● **MATERIAL PROVIDED**
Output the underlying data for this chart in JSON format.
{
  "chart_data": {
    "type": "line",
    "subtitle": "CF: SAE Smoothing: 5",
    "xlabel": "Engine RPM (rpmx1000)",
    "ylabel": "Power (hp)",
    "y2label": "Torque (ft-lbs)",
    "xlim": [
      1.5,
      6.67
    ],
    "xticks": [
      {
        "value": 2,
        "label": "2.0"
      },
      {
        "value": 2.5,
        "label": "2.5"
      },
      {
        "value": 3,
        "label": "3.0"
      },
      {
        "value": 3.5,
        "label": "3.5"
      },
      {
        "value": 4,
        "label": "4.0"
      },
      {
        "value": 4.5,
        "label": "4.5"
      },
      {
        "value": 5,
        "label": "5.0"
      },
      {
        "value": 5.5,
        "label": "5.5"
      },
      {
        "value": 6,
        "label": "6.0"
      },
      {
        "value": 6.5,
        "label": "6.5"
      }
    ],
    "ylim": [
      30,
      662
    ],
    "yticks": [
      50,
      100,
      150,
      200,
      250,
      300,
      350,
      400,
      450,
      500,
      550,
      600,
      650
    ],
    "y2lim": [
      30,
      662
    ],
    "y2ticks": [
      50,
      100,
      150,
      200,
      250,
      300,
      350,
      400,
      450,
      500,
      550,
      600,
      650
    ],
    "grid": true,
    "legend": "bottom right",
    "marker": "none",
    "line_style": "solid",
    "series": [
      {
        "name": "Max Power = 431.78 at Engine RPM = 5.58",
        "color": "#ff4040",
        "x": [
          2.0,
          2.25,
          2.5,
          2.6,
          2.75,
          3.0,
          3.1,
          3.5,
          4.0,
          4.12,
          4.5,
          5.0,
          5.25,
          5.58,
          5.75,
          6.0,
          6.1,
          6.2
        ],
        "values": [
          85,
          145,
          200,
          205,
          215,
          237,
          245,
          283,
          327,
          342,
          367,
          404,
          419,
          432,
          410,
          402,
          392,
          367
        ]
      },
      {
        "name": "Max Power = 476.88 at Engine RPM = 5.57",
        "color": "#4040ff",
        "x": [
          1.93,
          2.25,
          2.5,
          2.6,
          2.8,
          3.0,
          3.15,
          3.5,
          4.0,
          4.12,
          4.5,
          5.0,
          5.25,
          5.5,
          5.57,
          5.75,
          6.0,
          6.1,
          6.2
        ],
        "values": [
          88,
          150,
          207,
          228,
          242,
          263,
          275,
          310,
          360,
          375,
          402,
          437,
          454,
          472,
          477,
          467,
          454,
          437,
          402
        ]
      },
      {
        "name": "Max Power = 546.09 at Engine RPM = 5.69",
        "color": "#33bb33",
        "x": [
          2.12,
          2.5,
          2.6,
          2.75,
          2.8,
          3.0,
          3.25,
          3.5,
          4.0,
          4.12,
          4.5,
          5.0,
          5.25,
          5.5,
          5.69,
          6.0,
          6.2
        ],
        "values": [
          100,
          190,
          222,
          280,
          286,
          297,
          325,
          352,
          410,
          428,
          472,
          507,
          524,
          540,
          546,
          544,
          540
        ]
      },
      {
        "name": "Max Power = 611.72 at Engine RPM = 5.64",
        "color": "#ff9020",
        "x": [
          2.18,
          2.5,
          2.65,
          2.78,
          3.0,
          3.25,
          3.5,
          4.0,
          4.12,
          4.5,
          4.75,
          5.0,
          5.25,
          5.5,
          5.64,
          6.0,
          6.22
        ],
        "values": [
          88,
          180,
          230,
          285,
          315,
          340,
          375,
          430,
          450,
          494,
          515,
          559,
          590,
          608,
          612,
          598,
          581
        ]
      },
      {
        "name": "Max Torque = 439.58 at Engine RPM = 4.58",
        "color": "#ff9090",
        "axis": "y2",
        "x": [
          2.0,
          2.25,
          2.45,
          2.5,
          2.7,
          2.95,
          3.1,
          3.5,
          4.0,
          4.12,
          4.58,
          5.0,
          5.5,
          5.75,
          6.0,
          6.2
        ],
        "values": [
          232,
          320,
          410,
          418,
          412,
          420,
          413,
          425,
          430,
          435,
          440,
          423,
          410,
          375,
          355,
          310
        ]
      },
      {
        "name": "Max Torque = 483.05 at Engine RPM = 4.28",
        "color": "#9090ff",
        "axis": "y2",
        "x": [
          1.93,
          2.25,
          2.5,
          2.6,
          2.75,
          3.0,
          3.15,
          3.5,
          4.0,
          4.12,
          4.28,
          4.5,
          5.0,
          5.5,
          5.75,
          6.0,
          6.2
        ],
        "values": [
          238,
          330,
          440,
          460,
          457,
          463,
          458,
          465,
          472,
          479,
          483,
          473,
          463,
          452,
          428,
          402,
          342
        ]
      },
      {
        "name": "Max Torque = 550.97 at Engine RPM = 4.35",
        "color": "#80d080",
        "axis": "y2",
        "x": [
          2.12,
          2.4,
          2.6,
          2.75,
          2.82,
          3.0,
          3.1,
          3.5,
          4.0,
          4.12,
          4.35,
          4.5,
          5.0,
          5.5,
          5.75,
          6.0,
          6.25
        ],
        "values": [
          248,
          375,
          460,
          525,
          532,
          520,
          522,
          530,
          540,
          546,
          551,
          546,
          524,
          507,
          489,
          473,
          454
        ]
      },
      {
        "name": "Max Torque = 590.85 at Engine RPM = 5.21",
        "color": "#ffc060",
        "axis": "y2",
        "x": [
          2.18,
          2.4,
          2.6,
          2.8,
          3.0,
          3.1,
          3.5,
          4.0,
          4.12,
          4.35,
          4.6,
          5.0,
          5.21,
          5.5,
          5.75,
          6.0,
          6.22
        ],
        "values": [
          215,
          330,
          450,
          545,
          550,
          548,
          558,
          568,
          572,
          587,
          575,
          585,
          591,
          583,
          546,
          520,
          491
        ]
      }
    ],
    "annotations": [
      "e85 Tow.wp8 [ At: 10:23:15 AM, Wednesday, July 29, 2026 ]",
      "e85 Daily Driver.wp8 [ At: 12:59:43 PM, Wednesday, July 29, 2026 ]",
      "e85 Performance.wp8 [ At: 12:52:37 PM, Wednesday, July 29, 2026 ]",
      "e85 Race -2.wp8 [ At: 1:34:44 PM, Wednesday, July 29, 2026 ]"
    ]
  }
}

● **TASK**
Every line containing the string "July" must be listed.

● **THE RESULT**
      "e85 Tow.wp8 [ At: 10:23:15 AM, Wednesday, July 29, 2026 ]",
      "e85 Daily Driver.wp8 [ At: 12:59:43 PM, Wednesday, July 29, 2026 ]",
      "e85 Performance.wp8 [ At: 12:52:37 PM, Wednesday, July 29, 2026 ]",
      "e85 Race -2.wp8 [ At: 1:34:44 PM, Wednesday, July 29, 2026 ]"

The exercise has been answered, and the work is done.